:: What you should do ::
Scan the lines below; pull out those with "name".

-------------------------

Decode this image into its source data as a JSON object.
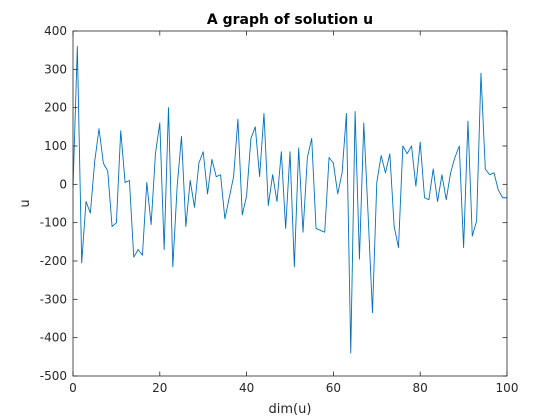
{
  "chart_data": {
    "type": "line",
    "title": "A graph of solution u",
    "xlabel": "dim(u)",
    "ylabel": "u",
    "xlim": [
      0,
      100
    ],
    "ylim": [
      -500,
      400
    ],
    "xticks": [
      "0",
      "20",
      "40",
      "60",
      "80",
      "100"
    ],
    "yticks": [
      "-500",
      "-400",
      "-300",
      "-200",
      "-100",
      "0",
      "100",
      "200",
      "300",
      "400"
    ],
    "grid": false,
    "line_color": "#0072bd",
    "series": [
      {
        "x": [
          0,
          1,
          2,
          3,
          4,
          5,
          6,
          7,
          8,
          9,
          10,
          11,
          12,
          13,
          14,
          15,
          16,
          17,
          18,
          19,
          20,
          21,
          22,
          23,
          24,
          25,
          26,
          27,
          28,
          29,
          30,
          31,
          32,
          33,
          34,
          35,
          36,
          37,
          38,
          39,
          40,
          41,
          42,
          43,
          44,
          45,
          46,
          47,
          48,
          49,
          50,
          51,
          52,
          53,
          54,
          55,
          56,
          57,
          58,
          59,
          60,
          61,
          62,
          63,
          64,
          65,
          66,
          67,
          68,
          69,
          70,
          71,
          72,
          73,
          74,
          75,
          76,
          77,
          78,
          79,
          80,
          81,
          82,
          83,
          84,
          85,
          86,
          87,
          88,
          89,
          90,
          91,
          92,
          93,
          94,
          95,
          96,
          97,
          98,
          99,
          100
        ],
        "values": [
          -10,
          360,
          -205,
          -45,
          -75,
          60,
          145,
          55,
          35,
          -110,
          -100,
          140,
          5,
          10,
          -190,
          -170,
          -185,
          5,
          -105,
          80,
          160,
          -170,
          200,
          -215,
          -5,
          125,
          -110,
          10,
          -60,
          55,
          85,
          -25,
          65,
          20,
          25,
          -90,
          -35,
          20,
          170,
          -80,
          -30,
          120,
          150,
          20,
          185,
          -55,
          25,
          -45,
          85,
          -115,
          85,
          -215,
          95,
          -125,
          70,
          120,
          -115,
          -120,
          -125,
          70,
          55,
          -25,
          30,
          185,
          -440,
          190,
          -195,
          160,
          -80,
          -335,
          5,
          75,
          30,
          80,
          -110,
          -165,
          100,
          80,
          100,
          -5,
          110,
          -35,
          -40,
          40,
          -45,
          25,
          -40,
          30,
          70,
          100,
          -165,
          165,
          -135,
          -95,
          290,
          40,
          25,
          30,
          -15,
          -35,
          -35
        ]
      }
    ]
  }
}
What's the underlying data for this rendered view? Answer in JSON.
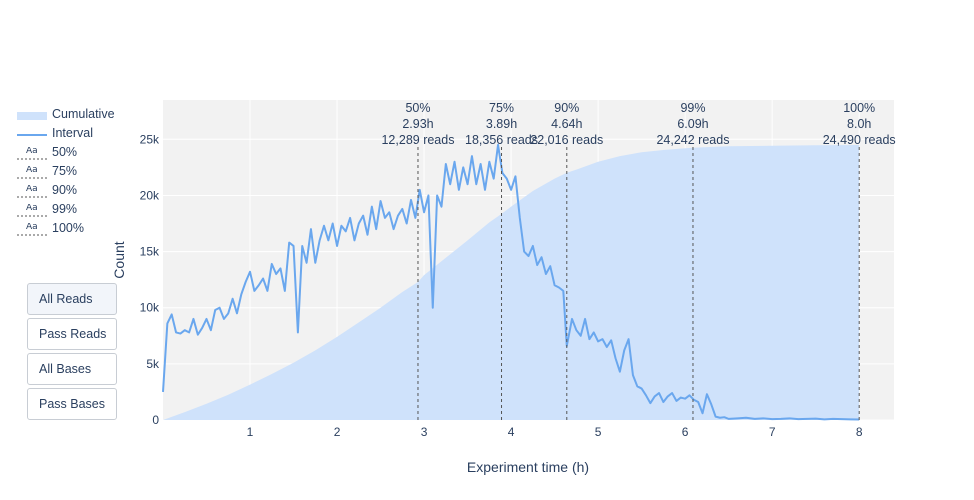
{
  "legend": {
    "items": [
      {
        "label": "Cumulative",
        "kind": "fill",
        "color": "#cfe2fb"
      },
      {
        "label": "Interval",
        "kind": "line",
        "color": "#6aa7ee"
      },
      {
        "label": "50%",
        "kind": "annot",
        "glyph": "Aa"
      },
      {
        "label": "75%",
        "kind": "annot",
        "glyph": "Aa"
      },
      {
        "label": "90%",
        "kind": "annot",
        "glyph": "Aa"
      },
      {
        "label": "99%",
        "kind": "annot",
        "glyph": "Aa"
      },
      {
        "label": "100%",
        "kind": "annot",
        "glyph": "Aa"
      }
    ]
  },
  "buttons": [
    {
      "label": "All Reads",
      "active": true
    },
    {
      "label": "Pass Reads",
      "active": false
    },
    {
      "label": "All Bases",
      "active": false
    },
    {
      "label": "Pass Bases",
      "active": false
    }
  ],
  "chart_data": {
    "type": "area",
    "xlabel": "Experiment time (h)",
    "ylabel": "Count",
    "xlim": [
      0,
      8.4
    ],
    "ylim": [
      0,
      28500
    ],
    "xticks": [
      1,
      2,
      3,
      4,
      5,
      6,
      7,
      8
    ],
    "xtick_labels": [
      "1",
      "2",
      "3",
      "4",
      "5",
      "6",
      "7",
      "8"
    ],
    "yticks": [
      0,
      5000,
      10000,
      15000,
      20000,
      25000
    ],
    "ytick_labels": [
      "0",
      "5k",
      "10k",
      "15k",
      "20k",
      "25k"
    ],
    "grid": true,
    "legend_position": "top-left",
    "colors": {
      "cumulative_fill": "#cfe2fb",
      "interval_line": "#6aa7ee",
      "plot_bg": "#f2f2f2",
      "grid": "#ffffff",
      "vline": "#555555"
    },
    "series": [
      {
        "name": "Cumulative",
        "x": [
          0,
          0.25,
          0.5,
          0.75,
          1.0,
          1.25,
          1.5,
          1.75,
          2.0,
          2.25,
          2.5,
          2.75,
          2.93,
          3.0,
          3.25,
          3.5,
          3.75,
          3.89,
          4.0,
          4.25,
          4.5,
          4.64,
          4.75,
          5.0,
          5.25,
          5.5,
          5.75,
          6.0,
          6.09,
          6.25,
          6.5,
          7.0,
          7.5,
          8.0
        ],
        "y": [
          0,
          700,
          1450,
          2250,
          3150,
          4100,
          5100,
          6200,
          7400,
          8700,
          10000,
          11400,
          12289,
          12900,
          14450,
          16000,
          17600,
          18356,
          19000,
          20400,
          21500,
          22016,
          22300,
          23000,
          23500,
          23850,
          24050,
          24200,
          24242,
          24300,
          24380,
          24430,
          24470,
          24490
        ]
      },
      {
        "name": "Interval",
        "x": [
          0,
          0.05,
          0.1,
          0.15,
          0.2,
          0.25,
          0.3,
          0.35,
          0.4,
          0.45,
          0.5,
          0.55,
          0.6,
          0.65,
          0.7,
          0.75,
          0.8,
          0.85,
          0.9,
          0.95,
          1.0,
          1.05,
          1.1,
          1.15,
          1.2,
          1.25,
          1.3,
          1.35,
          1.4,
          1.45,
          1.5,
          1.55,
          1.6,
          1.65,
          1.7,
          1.75,
          1.8,
          1.85,
          1.9,
          1.95,
          2.0,
          2.05,
          2.1,
          2.15,
          2.2,
          2.25,
          2.3,
          2.35,
          2.4,
          2.45,
          2.5,
          2.55,
          2.6,
          2.65,
          2.7,
          2.75,
          2.8,
          2.85,
          2.9,
          2.95,
          3.0,
          3.05,
          3.1,
          3.15,
          3.2,
          3.25,
          3.3,
          3.35,
          3.4,
          3.45,
          3.5,
          3.55,
          3.6,
          3.65,
          3.7,
          3.75,
          3.8,
          3.85,
          3.9,
          3.95,
          4.0,
          4.05,
          4.1,
          4.15,
          4.2,
          4.25,
          4.3,
          4.35,
          4.4,
          4.45,
          4.5,
          4.55,
          4.6,
          4.64,
          4.7,
          4.75,
          4.8,
          4.85,
          4.9,
          4.95,
          5.0,
          5.05,
          5.1,
          5.15,
          5.2,
          5.25,
          5.3,
          5.35,
          5.4,
          5.45,
          5.5,
          5.55,
          5.6,
          5.65,
          5.7,
          5.75,
          5.8,
          5.85,
          5.9,
          5.95,
          6.0,
          6.05,
          6.1,
          6.15,
          6.2,
          6.25,
          6.3,
          6.35,
          6.4,
          6.45,
          6.5,
          6.6,
          6.7,
          6.8,
          6.9,
          7.0,
          7.1,
          7.2,
          7.3,
          7.4,
          7.5,
          7.6,
          7.7,
          7.8,
          7.9,
          8.0
        ],
        "y": [
          2500,
          8600,
          9400,
          7800,
          7700,
          8000,
          7800,
          9000,
          7600,
          8200,
          9000,
          8000,
          9800,
          10000,
          9000,
          9500,
          10800,
          9500,
          11200,
          12300,
          13200,
          11500,
          12000,
          12600,
          11500,
          13900,
          13000,
          13500,
          11500,
          15800,
          15500,
          7800,
          15500,
          14000,
          17000,
          14000,
          16000,
          17300,
          16000,
          17500,
          15500,
          17300,
          16800,
          18000,
          16000,
          17500,
          18200,
          16500,
          19000,
          17000,
          19500,
          18000,
          18500,
          17000,
          18200,
          18800,
          17500,
          19600,
          18000,
          20500,
          18500,
          20000,
          10000,
          20000,
          19000,
          22800,
          21000,
          23000,
          20500,
          22500,
          21000,
          23500,
          21000,
          22800,
          20500,
          23000,
          21500,
          24500,
          22000,
          21500,
          20500,
          21700,
          18000,
          15000,
          14600,
          15500,
          13800,
          14500,
          13000,
          13700,
          12000,
          11800,
          11500,
          6600,
          9000,
          8000,
          7500,
          9000,
          7200,
          7800,
          7000,
          7200,
          6500,
          7100,
          5500,
          4300,
          6200,
          7200,
          4000,
          3000,
          2800,
          2200,
          1500,
          2100,
          2400,
          1600,
          2100,
          2400,
          1700,
          2000,
          1900,
          2200,
          1800,
          1600,
          600,
          2300,
          1400,
          300,
          200,
          250,
          100,
          150,
          200,
          100,
          150,
          80,
          100,
          150,
          80,
          100,
          120,
          60,
          100,
          80,
          60,
          50
        ]
      }
    ],
    "annotations": [
      {
        "label": "50%",
        "time_label": "2.93h",
        "reads_label": "12,289 reads",
        "x": 2.93
      },
      {
        "label": "75%",
        "time_label": "3.89h",
        "reads_label": "18,356 reads",
        "x": 3.89
      },
      {
        "label": "90%",
        "time_label": "4.64h",
        "reads_label": "22,016 reads",
        "x": 4.64
      },
      {
        "label": "99%",
        "time_label": "6.09h",
        "reads_label": "24,242 reads",
        "x": 6.09
      },
      {
        "label": "100%",
        "time_label": "8.0h",
        "reads_label": "24,490 reads",
        "x": 8.0
      }
    ]
  }
}
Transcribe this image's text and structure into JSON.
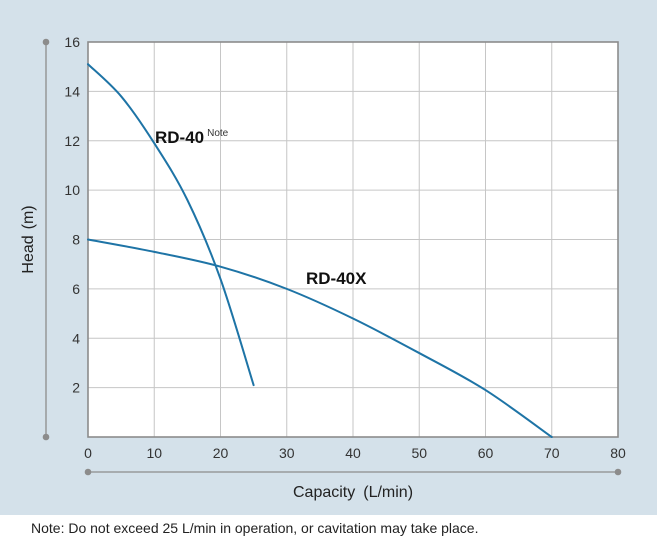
{
  "colors": {
    "panel_bg": "#d4e1ea",
    "plot_bg": "#ffffff",
    "grid": "#c6c6c6",
    "axis": "#8c8c8c",
    "curve": "#1e74a6",
    "text": "#111111"
  },
  "note": "Note: Do not exceed 25 L/min in operation, or cavitation may take place.",
  "chart_data": {
    "type": "line",
    "title": "",
    "xlabel": "Capacity",
    "xunit": "(L/min)",
    "ylabel": "Head",
    "yunit": "(m)",
    "xlim": [
      0,
      80
    ],
    "ylim": [
      0,
      16
    ],
    "xticks": [
      0,
      10,
      20,
      30,
      40,
      50,
      60,
      70,
      80
    ],
    "yticks": [
      2,
      4,
      6,
      8,
      10,
      12,
      14,
      16
    ],
    "grid": true,
    "series": [
      {
        "name": "RD-40",
        "label_suffix": "Note",
        "x": [
          0,
          5,
          10,
          15,
          20,
          25
        ],
        "y": [
          15.1,
          13.8,
          11.9,
          9.6,
          6.4,
          2.1
        ]
      },
      {
        "name": "RD-40X",
        "x": [
          0,
          10,
          20,
          30,
          40,
          50,
          60,
          70
        ],
        "y": [
          8.0,
          7.5,
          6.9,
          6.0,
          4.8,
          3.4,
          1.9,
          0.0
        ]
      }
    ]
  }
}
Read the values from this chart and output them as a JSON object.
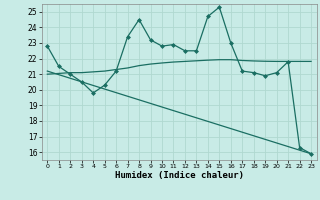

-------------------------

:: Final result ::
        "name": "Cumulative",
        "name": "Interval",
        "name": "RD-40",
        "name": "RD-40X",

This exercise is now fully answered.